> [Work instruction] Could you copy out all the lines in the material below where the word "pathogenicity" occurs?

> [Supplied data]
:::::
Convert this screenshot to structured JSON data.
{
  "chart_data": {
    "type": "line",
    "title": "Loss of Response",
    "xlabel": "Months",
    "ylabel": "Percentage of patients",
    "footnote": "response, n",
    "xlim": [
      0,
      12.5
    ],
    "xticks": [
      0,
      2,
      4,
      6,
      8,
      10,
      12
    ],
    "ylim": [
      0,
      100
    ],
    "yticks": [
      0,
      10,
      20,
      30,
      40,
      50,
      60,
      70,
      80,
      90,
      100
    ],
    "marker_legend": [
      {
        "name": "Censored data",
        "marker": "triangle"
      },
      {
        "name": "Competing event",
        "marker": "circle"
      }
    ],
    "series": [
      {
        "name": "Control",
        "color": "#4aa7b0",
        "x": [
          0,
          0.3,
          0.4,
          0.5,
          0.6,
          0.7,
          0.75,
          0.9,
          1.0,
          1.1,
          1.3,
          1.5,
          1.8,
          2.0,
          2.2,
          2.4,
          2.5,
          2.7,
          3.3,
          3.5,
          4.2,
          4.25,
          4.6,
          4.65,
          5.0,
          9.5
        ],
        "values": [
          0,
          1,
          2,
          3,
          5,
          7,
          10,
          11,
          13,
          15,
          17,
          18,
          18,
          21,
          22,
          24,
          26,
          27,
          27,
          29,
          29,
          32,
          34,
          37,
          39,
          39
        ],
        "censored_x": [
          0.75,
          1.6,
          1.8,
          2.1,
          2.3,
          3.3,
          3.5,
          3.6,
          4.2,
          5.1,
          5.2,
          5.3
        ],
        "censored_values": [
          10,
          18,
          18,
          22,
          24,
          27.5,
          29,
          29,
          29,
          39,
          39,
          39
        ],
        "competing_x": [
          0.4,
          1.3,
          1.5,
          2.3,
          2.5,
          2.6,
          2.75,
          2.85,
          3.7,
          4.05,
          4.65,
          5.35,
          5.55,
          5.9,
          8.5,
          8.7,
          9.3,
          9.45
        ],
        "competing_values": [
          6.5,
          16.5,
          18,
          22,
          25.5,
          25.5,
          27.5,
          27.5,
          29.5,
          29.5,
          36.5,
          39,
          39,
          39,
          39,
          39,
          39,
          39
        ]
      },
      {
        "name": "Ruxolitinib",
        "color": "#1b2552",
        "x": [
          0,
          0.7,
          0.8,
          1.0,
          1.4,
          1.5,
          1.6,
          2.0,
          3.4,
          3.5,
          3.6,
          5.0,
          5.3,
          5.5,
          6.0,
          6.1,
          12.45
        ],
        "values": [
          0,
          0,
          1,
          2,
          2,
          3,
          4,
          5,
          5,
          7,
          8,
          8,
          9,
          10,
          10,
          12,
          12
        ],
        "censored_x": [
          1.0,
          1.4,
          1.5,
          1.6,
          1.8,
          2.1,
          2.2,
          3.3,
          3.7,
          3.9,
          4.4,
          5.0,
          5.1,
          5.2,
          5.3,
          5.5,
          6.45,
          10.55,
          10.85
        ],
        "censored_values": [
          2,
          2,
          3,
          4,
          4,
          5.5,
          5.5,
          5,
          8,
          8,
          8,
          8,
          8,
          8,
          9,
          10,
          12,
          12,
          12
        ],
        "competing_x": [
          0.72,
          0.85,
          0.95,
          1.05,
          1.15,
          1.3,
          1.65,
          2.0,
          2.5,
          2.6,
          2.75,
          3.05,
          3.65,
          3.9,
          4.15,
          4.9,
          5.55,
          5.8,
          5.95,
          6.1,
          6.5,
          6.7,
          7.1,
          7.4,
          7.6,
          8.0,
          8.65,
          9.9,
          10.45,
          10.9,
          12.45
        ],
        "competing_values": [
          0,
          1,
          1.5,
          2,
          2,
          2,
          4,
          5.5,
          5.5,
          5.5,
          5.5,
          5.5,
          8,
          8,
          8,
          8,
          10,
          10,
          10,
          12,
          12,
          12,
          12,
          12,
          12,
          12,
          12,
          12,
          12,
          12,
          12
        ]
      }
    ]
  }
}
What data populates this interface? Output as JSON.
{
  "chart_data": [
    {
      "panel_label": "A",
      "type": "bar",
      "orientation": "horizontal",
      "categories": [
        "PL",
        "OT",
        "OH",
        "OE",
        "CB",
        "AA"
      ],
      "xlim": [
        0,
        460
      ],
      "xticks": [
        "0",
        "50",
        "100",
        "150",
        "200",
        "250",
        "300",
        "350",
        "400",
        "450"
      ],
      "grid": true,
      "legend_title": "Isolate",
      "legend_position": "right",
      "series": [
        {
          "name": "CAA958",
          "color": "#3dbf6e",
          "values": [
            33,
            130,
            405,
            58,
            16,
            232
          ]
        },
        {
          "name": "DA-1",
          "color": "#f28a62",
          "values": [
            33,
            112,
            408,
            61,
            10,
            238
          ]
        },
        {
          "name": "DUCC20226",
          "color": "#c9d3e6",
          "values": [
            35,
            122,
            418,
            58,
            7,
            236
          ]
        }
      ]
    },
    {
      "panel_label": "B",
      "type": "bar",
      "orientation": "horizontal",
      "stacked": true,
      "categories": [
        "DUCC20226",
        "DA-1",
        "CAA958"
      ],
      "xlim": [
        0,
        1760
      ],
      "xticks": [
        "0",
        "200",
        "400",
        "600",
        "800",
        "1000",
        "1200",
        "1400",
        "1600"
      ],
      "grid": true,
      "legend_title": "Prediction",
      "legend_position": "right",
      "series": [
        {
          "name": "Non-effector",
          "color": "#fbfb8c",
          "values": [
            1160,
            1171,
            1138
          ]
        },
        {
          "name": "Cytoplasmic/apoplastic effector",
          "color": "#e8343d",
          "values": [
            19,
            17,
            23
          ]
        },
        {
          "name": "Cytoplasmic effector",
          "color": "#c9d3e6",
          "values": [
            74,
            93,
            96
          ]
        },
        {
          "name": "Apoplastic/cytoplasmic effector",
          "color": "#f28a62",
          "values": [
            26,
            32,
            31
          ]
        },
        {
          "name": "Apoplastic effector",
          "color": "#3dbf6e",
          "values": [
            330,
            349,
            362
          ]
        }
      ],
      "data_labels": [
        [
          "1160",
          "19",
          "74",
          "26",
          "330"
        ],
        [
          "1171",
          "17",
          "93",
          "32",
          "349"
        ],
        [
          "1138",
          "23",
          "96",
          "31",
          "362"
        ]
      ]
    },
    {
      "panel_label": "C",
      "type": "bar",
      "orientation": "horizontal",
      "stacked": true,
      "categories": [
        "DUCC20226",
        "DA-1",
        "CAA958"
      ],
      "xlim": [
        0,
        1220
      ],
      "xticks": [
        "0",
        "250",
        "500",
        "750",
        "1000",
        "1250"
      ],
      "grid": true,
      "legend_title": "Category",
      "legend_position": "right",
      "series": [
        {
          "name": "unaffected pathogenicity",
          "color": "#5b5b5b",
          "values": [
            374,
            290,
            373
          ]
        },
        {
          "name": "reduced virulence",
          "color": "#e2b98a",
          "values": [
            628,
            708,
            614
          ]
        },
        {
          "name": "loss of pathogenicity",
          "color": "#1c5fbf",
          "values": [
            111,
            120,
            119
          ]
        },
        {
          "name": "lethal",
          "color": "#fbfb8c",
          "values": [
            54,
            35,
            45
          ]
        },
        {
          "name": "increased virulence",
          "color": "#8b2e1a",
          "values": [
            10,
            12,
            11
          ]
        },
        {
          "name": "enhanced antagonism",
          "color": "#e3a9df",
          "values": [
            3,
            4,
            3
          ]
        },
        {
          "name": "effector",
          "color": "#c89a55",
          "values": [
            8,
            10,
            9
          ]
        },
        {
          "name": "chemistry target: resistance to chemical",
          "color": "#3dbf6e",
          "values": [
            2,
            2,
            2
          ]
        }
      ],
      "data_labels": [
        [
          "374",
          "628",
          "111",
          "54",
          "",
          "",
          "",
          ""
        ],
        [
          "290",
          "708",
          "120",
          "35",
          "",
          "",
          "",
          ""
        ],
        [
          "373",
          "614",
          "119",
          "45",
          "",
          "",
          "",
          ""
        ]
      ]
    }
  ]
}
:::::
> [Task output]
          "name": "unaffected pathogenicity",
          "name": "loss of pathogenicity",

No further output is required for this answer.